Leonid Minin and Semyon Mogilevich
Leonid Minin is another example of an infamous gunrunner with shadowy ties to Russia’s levers of powers. Minin, shares many of the same traits as Bout. A mover in the Ukraine’s “Odessa Oil Mafia,” Minin branched out into trafficking in drugs, diamonds, and arms. Moving from the Ukraine to Israel in the 1970s, he obtained Israeli citizenship and added Tel Aviv to a global corporate network that would grow to include offices in Moscow, Beijing, Odessa, Monaco, Gibraltar, Milan, Zug (Switzerland), and Monrovia (Liberia). Minin made fortunes shipping weapons into African nations and stoking the fires of chaos, genocide, and revolution. But as in the case of Viktor Bout, it strains credulity to suggest he could operate so freely for so long throughout Eastern Europe and have access to such enormous quantities of Soviet arms without having high-level ties to present-day Russian intelligence.
The Russian Mafia, more accurately referred to as “the Red Mafiya,” has been quite active since the collapse of the USSR Their worldwide criminal networks have reached into almost every country on Earth and fueled calls for greater international “cooperation” in law-enforcement efforts. The typical news story on their crime waves treats them as independent actors simply seeking black-market profits. But it would appear that the Red Mafiya, among which Viktor Bout was considered a high-profile associate, still has ties to Russian intelligence agencies as well. Consider the case of Semyon Mogilevich, a Ukranian-born Mafia don believed by most European and United States law-enforcement agencies to be the “boss of bosses of most Russian Mafia syndicates in the world.” Mogilevich, nicknamed “The Brainy Don” because of his business prowess and economics degree, is notorious for both the far reach of his crime network as well as his ruthlessness.

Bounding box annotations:
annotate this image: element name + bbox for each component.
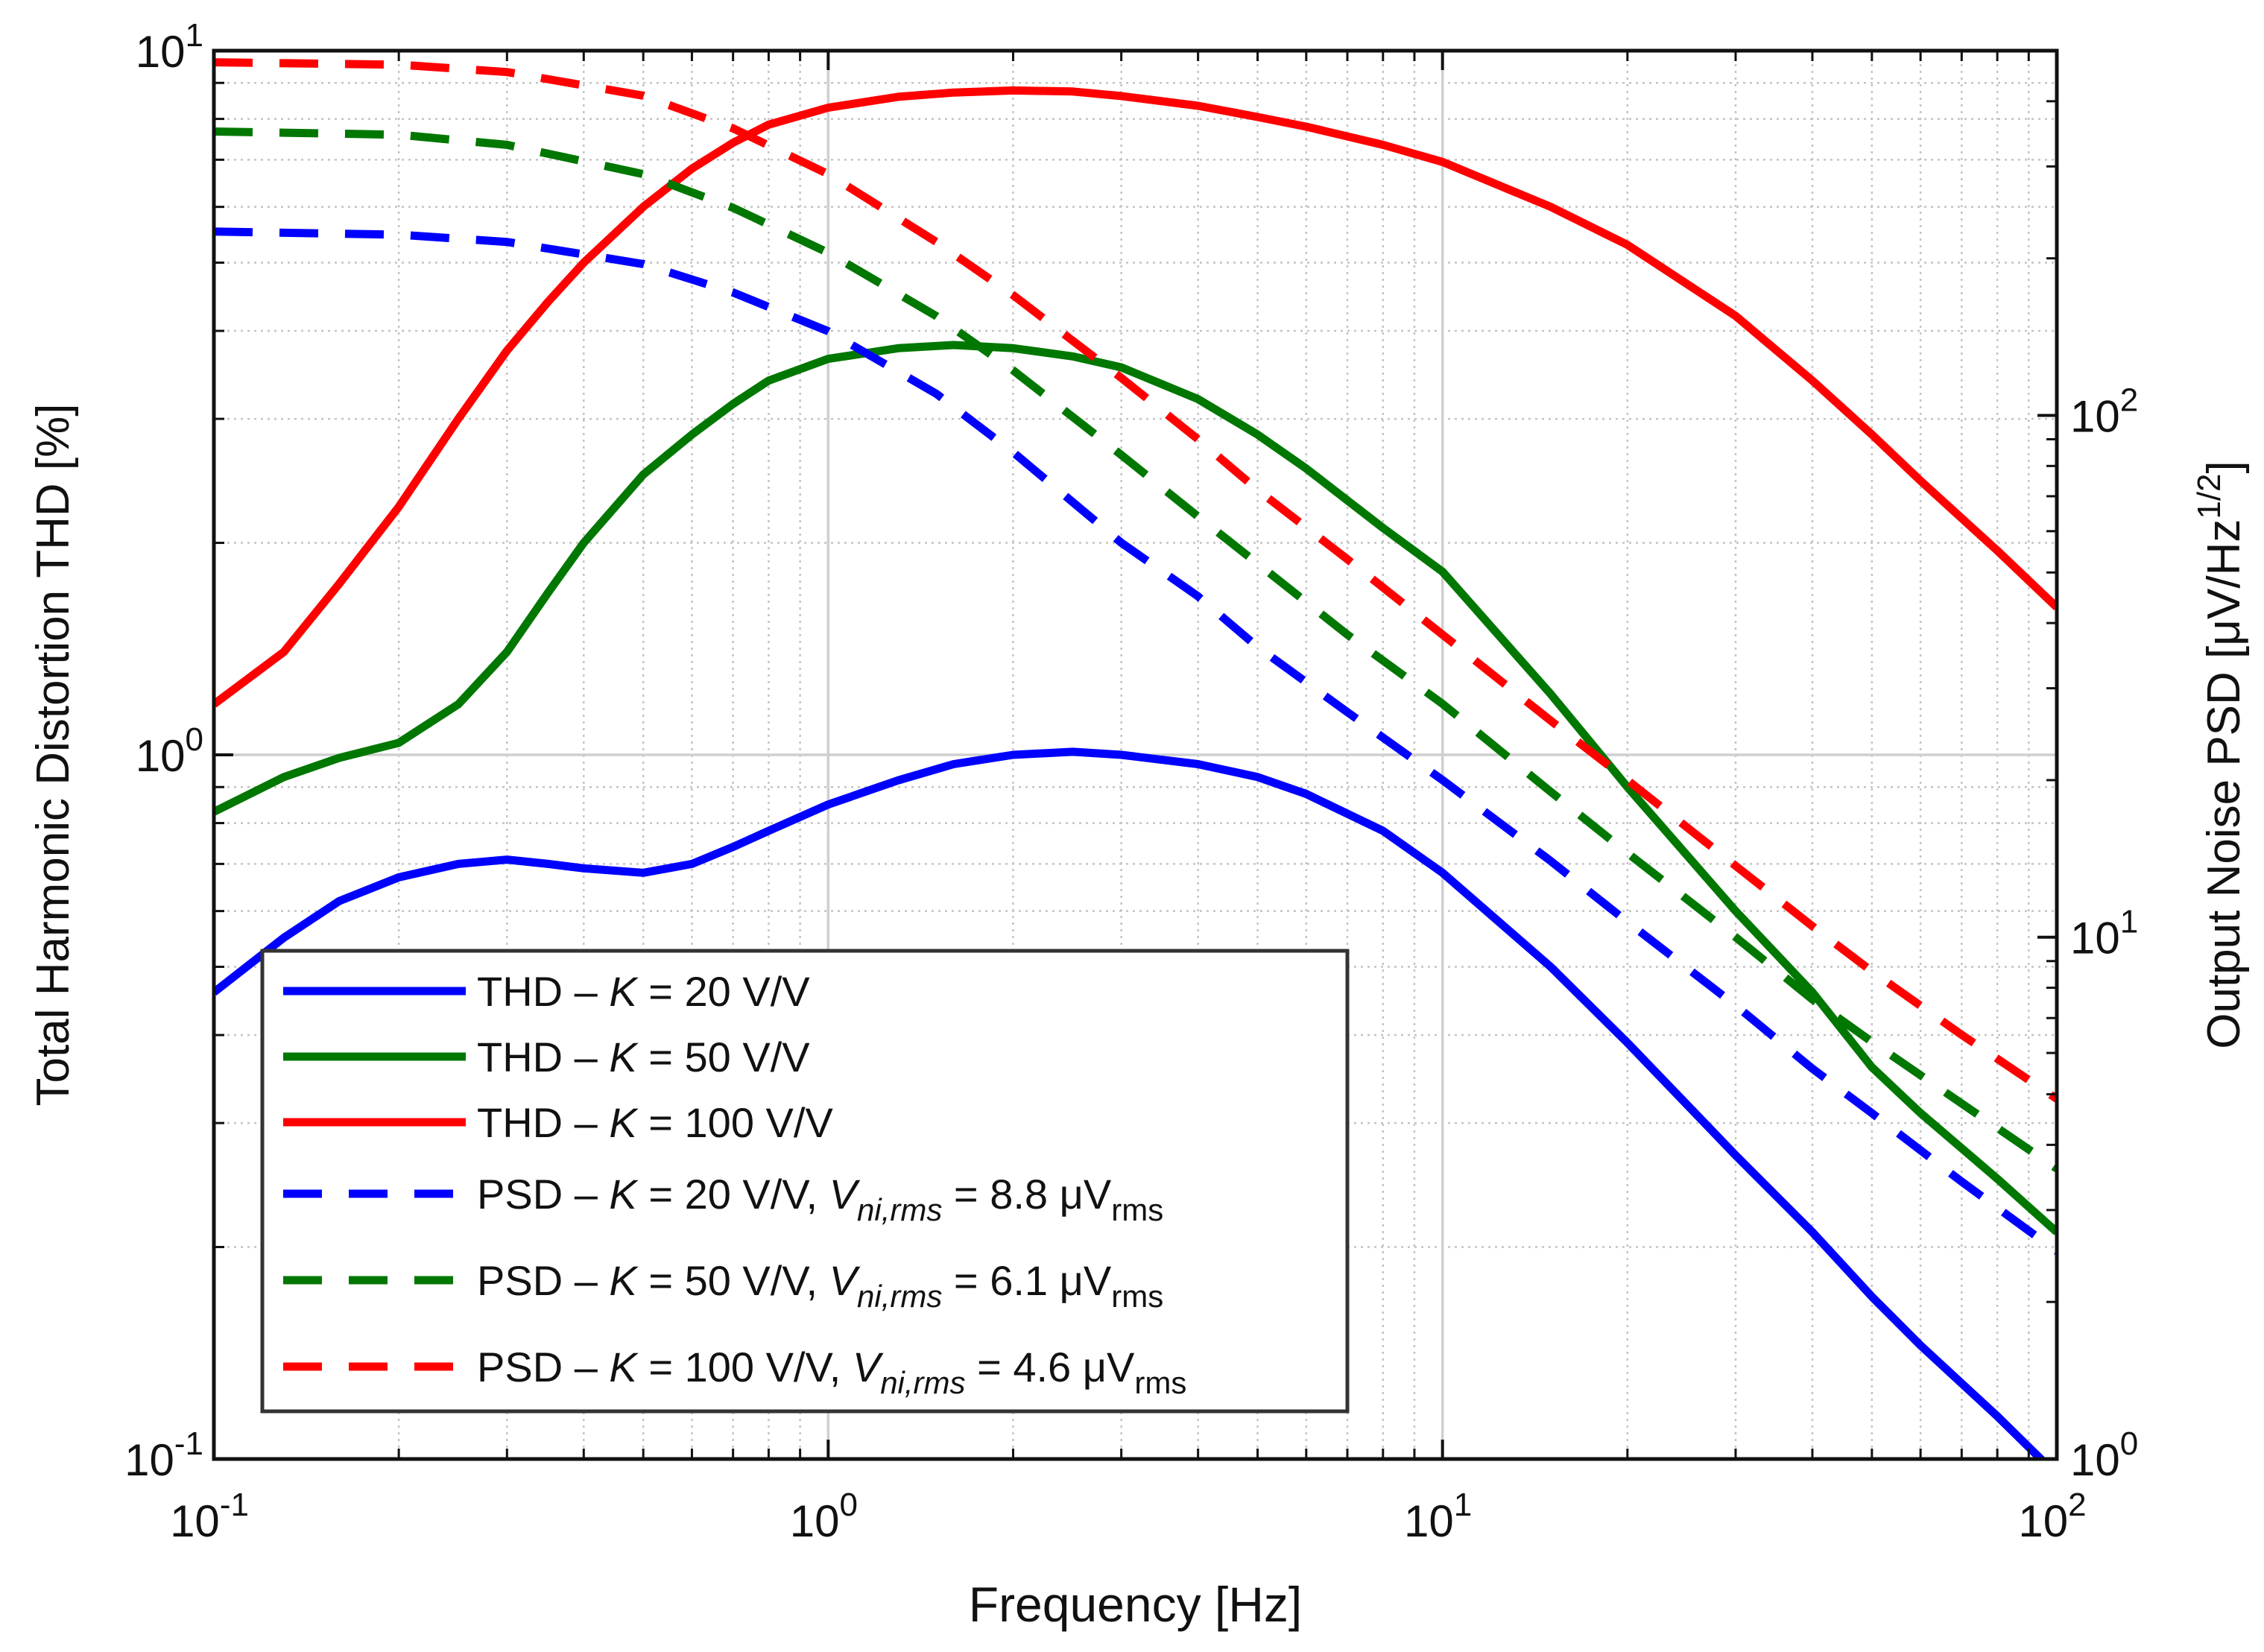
x-tick-label: 102 <box>2018 1487 2086 1546</box>
legend-label-4: PSD – K = 20 V/V, Vni,rms = 8.8 μVrms <box>477 1171 1163 1227</box>
legend-text-part: = 100 V/V, <box>637 1344 853 1390</box>
x-tick-label: 101 <box>1404 1487 1472 1546</box>
legend-label-2: THD – K = 50 V/V <box>477 1034 810 1080</box>
legend-text-part: = 50 V/V, <box>637 1257 829 1304</box>
tick-exponent: -1 <box>174 1425 203 1462</box>
tick-exponent: 1 <box>1454 1487 1472 1523</box>
legend-label-5: PSD – K = 50 V/V, Vni,rms = 6.1 μVrms <box>477 1257 1163 1314</box>
legend-unit-subscript: rms <box>1111 1279 1163 1314</box>
y-right-label-main: Output Noise PSD [μV/Hz <box>2198 519 2250 1049</box>
tick-exponent: 0 <box>186 721 203 758</box>
tick-exponent: -1 <box>220 1487 249 1523</box>
legend-text-part: = 50 V/V <box>637 1034 811 1080</box>
tick-base: 10 <box>170 1496 220 1546</box>
legend-label-6: PSD – K = 100 V/V, Vni,rms = 4.6 μVrms <box>477 1344 1186 1400</box>
tick-base: 10 <box>2018 1496 2068 1546</box>
legend-k-symbol: K <box>609 1171 639 1218</box>
legend-text-part: THD – <box>477 968 609 1015</box>
legend-value: = 6.1 μV <box>942 1257 1111 1304</box>
x-tick-label: 100 <box>790 1487 858 1546</box>
tick-base: 10 <box>136 27 186 77</box>
y-right-tick-label: 102 <box>2070 382 2138 441</box>
legend-text-part: = 20 V/V <box>637 968 811 1015</box>
legend-v-symbol: V <box>829 1257 861 1304</box>
tick-exponent: 1 <box>186 17 203 54</box>
legend-text-part: THD – <box>477 1034 609 1080</box>
legend-k-symbol: K <box>609 1034 639 1080</box>
y-left-tick-label: 101 <box>136 17 203 77</box>
tick-base: 10 <box>2070 914 2120 963</box>
legend-subscript: ni,rms <box>857 1192 942 1227</box>
legend-subscript: ni,rms <box>880 1365 965 1400</box>
series-line-1 <box>214 747 2047 1459</box>
legend-k-symbol: K <box>609 1344 639 1390</box>
legend-label-3: THD – K = 100 V/V <box>477 1099 833 1146</box>
legend-unit-subscript: rms <box>1134 1365 1186 1400</box>
y-left-axis-label: Total Harmonic Distortion THD [%] <box>28 404 79 1107</box>
y-left-tick-label: 10-1 <box>124 1425 203 1485</box>
x-tick-label: 10-1 <box>170 1487 249 1546</box>
legend-text-part: = 100 V/V <box>637 1099 834 1146</box>
series-line-2 <box>214 341 2057 1235</box>
legend-text-part: PSD – <box>477 1257 609 1304</box>
legend-value: = 8.8 μV <box>942 1171 1111 1218</box>
tick-base: 10 <box>790 1496 840 1546</box>
tick-base: 10 <box>136 731 186 781</box>
tick-exponent: 1 <box>2120 904 2138 940</box>
legend-k-symbol: K <box>609 1099 639 1146</box>
tick-exponent: 2 <box>2068 1487 2086 1523</box>
y-right-tick-label: 100 <box>2070 1425 2138 1485</box>
legend-subscript: ni,rms <box>857 1279 942 1314</box>
x-axis-label: Frequency [Hz] <box>969 1577 1303 1632</box>
legend-text-part: PSD – <box>477 1344 609 1390</box>
tick-base: 10 <box>124 1435 174 1485</box>
tick-exponent: 2 <box>2120 382 2138 418</box>
legend-unit-subscript: rms <box>1111 1192 1163 1227</box>
legend-text-part: THD – <box>477 1099 609 1146</box>
y-right-label-close: ] <box>2198 461 2250 473</box>
legend-k-symbol: K <box>609 968 639 1015</box>
series-line-4 <box>214 227 2057 1255</box>
tick-exponent: 0 <box>839 1487 857 1523</box>
tick-exponent: 0 <box>2120 1425 2138 1462</box>
legend-v-symbol: V <box>829 1171 861 1218</box>
y-left-tick-label: 100 <box>136 721 203 781</box>
tick-base: 10 <box>2070 1435 2120 1485</box>
y-right-label-exponent: 1/2 <box>2191 473 2227 519</box>
series-layer <box>214 58 2057 1459</box>
tick-marks <box>212 49 2058 1460</box>
tick-base: 10 <box>2070 391 2120 441</box>
series-line-3 <box>214 86 2057 708</box>
series-line-5 <box>214 127 2057 1172</box>
legend-box <box>260 949 1350 1414</box>
legend-text-part: PSD – <box>477 1171 609 1218</box>
legend-label-1: THD – K = 20 V/V <box>477 968 810 1015</box>
legend-k-symbol: K <box>609 1257 639 1304</box>
y-right-tick-label: 101 <box>2070 904 2138 963</box>
series-line-6 <box>214 58 2057 1103</box>
tick-base: 10 <box>1404 1496 1454 1546</box>
legend-value: = 4.6 μV <box>966 1344 1135 1390</box>
legend-v-symbol: V <box>853 1344 884 1390</box>
legend-text-part: = 20 V/V, <box>637 1171 829 1218</box>
y-right-axis-label: Output Noise PSD [μV/Hz1/2] <box>2191 461 2250 1049</box>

Work instructions – Go on with the passage about Leonid Minin and Semyon Mogilevich, starting right after its last sentence.

Exercise output –
The FBI claims Mogilevich created a powerful Eastern European organized crime enterprise involved in “drug and weapons trafficking, prostitution and money laundering, and organized stock fraud in the United States and Canada in which investors lost over 150 million dollars.” But was Mogilevich acting independently, or was he a Russian asset?
Mogilevich operated freely out of Russia, and even though he was recently arrested, the Russian authorities freed him because, according to Irina Dudukina, a spokeswoman at the Interior Ministry’s Investigative Committee, the charges “are not of a particularly grave nature so investigators had no particular reason to keep [him] imprisoned.”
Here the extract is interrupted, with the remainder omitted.